▸ WHAT NEEDS TO BE DONE: Return each line holding the string "আইনসভ".

▸ AVAILABLE DATA:
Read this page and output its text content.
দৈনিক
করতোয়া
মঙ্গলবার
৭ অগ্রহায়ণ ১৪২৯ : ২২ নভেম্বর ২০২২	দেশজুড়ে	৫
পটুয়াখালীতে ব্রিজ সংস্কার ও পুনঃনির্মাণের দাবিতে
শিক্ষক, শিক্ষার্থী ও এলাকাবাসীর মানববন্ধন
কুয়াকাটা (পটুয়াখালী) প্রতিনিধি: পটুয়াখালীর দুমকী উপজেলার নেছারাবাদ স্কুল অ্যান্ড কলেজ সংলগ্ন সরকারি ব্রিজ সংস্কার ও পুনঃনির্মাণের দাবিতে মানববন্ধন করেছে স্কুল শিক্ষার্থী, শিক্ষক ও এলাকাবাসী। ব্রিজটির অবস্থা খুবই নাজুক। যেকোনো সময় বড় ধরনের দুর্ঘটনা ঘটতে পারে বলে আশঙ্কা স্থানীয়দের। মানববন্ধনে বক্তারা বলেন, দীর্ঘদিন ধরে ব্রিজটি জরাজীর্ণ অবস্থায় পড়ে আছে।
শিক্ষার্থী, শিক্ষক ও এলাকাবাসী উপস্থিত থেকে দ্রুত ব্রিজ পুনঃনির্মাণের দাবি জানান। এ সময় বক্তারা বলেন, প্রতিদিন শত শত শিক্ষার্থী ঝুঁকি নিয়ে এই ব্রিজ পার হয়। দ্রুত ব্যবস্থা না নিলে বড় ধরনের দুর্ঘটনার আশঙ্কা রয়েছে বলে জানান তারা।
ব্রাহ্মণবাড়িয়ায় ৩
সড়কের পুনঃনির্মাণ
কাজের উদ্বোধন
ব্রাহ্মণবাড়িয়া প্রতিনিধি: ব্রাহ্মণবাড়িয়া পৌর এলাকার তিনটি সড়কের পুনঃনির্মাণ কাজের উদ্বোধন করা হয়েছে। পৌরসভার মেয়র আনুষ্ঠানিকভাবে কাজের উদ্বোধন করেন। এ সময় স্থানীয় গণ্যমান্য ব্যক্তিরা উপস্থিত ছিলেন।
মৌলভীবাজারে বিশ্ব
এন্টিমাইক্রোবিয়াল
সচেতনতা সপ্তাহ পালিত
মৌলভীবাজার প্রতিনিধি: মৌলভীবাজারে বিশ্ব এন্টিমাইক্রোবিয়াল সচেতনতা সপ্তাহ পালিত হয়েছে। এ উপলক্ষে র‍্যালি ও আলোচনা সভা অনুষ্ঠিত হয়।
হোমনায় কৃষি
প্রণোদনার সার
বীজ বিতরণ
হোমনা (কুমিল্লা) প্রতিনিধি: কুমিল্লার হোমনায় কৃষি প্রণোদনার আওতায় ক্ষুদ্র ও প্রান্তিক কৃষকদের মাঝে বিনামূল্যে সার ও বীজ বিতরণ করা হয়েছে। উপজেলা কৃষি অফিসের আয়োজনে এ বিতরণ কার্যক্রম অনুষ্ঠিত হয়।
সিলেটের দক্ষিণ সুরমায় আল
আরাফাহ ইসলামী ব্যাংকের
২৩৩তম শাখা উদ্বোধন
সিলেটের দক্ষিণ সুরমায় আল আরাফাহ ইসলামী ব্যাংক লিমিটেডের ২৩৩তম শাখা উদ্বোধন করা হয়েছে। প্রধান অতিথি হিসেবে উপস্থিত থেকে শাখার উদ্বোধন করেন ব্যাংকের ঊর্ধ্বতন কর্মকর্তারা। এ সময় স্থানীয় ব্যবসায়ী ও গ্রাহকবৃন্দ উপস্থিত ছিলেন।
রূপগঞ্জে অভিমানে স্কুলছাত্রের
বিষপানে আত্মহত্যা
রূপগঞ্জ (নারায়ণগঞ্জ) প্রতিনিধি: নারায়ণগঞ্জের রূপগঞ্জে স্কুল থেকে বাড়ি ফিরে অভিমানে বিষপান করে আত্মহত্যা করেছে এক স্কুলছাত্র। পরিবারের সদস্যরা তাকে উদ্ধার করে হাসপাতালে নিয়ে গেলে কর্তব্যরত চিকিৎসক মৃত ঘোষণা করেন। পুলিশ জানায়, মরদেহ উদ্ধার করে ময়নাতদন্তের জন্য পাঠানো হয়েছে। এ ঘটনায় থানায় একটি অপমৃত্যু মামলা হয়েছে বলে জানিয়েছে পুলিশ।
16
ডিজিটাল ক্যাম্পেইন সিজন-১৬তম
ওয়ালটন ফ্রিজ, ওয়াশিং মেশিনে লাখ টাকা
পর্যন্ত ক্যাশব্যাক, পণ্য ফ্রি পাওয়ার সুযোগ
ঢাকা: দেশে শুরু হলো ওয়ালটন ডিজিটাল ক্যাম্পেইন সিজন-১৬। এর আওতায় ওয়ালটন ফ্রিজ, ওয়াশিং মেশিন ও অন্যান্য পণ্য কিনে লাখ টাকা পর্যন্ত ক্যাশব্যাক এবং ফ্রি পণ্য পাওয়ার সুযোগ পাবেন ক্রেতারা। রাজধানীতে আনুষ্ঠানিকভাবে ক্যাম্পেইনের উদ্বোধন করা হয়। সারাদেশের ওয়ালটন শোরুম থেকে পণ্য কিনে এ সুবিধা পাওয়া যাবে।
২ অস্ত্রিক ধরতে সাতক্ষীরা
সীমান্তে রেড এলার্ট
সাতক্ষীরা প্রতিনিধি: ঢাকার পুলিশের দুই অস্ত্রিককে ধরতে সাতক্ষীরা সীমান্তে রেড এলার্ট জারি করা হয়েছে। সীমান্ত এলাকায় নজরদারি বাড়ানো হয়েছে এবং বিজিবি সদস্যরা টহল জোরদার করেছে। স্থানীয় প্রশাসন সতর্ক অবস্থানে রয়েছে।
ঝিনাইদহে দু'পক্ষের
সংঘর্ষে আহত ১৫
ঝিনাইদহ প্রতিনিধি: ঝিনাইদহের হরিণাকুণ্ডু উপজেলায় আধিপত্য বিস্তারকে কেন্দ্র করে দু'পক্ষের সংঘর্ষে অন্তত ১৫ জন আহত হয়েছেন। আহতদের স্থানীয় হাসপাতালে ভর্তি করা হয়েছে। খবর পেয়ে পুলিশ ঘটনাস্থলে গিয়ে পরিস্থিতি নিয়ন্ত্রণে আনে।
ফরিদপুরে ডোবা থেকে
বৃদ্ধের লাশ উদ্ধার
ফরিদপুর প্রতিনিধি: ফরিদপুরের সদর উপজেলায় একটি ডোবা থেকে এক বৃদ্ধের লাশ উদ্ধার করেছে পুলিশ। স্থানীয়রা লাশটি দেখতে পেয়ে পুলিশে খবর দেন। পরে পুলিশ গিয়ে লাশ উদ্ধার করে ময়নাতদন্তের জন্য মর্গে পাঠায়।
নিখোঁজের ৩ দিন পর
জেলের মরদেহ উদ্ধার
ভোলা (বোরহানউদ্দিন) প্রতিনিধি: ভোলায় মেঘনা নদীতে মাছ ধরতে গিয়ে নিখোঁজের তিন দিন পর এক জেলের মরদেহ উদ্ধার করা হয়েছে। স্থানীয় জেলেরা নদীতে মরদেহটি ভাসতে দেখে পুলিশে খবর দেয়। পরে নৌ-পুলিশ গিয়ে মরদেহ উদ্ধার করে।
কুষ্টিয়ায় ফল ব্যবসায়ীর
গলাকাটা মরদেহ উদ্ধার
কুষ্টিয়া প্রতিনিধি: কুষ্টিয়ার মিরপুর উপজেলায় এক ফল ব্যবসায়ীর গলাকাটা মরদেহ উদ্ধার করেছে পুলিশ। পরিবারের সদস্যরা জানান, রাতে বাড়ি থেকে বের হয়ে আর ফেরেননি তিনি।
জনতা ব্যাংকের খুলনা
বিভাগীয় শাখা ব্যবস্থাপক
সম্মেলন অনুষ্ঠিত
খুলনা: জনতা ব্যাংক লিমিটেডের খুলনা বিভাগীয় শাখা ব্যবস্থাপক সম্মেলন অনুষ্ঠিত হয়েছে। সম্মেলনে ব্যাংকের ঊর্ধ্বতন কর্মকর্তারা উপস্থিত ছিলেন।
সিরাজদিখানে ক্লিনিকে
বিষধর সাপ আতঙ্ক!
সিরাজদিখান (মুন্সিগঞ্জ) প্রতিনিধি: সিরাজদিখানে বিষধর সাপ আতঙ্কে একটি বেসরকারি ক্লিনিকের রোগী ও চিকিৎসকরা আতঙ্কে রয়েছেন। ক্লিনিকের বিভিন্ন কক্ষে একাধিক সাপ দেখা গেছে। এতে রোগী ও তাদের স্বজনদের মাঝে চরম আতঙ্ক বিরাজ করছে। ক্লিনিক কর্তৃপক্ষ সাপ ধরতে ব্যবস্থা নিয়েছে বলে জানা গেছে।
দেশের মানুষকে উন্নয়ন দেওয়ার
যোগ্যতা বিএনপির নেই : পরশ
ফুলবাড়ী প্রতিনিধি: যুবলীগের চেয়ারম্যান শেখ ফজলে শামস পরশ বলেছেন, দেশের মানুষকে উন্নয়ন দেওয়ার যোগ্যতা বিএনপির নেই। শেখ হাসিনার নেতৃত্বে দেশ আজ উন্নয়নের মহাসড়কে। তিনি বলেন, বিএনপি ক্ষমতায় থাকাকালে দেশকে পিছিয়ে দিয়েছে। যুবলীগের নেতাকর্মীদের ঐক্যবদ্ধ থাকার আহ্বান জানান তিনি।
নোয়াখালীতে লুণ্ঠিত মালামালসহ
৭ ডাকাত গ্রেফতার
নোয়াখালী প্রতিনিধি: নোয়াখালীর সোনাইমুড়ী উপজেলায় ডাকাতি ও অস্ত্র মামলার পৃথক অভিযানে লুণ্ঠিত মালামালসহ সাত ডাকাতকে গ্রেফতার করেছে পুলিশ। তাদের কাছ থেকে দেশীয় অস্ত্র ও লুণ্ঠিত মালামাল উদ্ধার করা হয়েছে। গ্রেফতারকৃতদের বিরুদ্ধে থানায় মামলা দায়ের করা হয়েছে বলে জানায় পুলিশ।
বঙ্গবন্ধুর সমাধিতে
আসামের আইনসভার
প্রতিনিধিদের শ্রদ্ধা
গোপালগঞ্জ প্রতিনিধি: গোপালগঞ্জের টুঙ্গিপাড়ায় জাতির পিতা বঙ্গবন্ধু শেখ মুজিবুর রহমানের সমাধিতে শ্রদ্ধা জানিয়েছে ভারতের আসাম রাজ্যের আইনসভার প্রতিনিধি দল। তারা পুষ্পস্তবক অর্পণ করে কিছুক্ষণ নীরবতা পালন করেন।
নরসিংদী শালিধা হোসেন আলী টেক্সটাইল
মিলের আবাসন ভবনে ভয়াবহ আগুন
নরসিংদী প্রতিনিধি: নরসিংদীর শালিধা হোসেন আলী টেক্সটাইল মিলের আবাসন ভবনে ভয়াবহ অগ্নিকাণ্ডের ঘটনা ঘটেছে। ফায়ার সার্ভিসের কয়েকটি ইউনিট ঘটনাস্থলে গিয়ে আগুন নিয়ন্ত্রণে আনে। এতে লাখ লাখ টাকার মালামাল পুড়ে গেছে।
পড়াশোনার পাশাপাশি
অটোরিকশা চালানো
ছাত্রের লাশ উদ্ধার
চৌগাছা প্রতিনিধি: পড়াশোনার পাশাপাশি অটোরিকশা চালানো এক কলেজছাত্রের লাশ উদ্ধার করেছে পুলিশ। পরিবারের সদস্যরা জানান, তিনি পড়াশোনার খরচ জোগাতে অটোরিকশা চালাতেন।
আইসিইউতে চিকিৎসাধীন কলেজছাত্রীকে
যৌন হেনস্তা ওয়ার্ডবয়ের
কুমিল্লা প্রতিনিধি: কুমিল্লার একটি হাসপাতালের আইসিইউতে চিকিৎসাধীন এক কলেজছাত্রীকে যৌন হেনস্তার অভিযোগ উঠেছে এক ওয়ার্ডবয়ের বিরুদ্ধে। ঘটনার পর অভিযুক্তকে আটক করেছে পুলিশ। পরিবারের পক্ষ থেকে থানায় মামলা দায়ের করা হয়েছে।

▸ RIGHT ANSWER:
আসামের আইনসভার
গোপালগঞ্জ প্রতিনিধি: গোপালগঞ্জের টুঙ্গিপাড়ায় জাতির পিতা বঙ্গবন্ধু শেখ মুজিবুর রহমানের সমাধিতে শ্রদ্ধা জানিয়েছে ভারতের আসাম রাজ্যের আইনসভার প্রতিনিধি দল। তারা পুষ্পস্তবক অর্পণ করে কিছুক্ষণ নীরবতা পালন করেন।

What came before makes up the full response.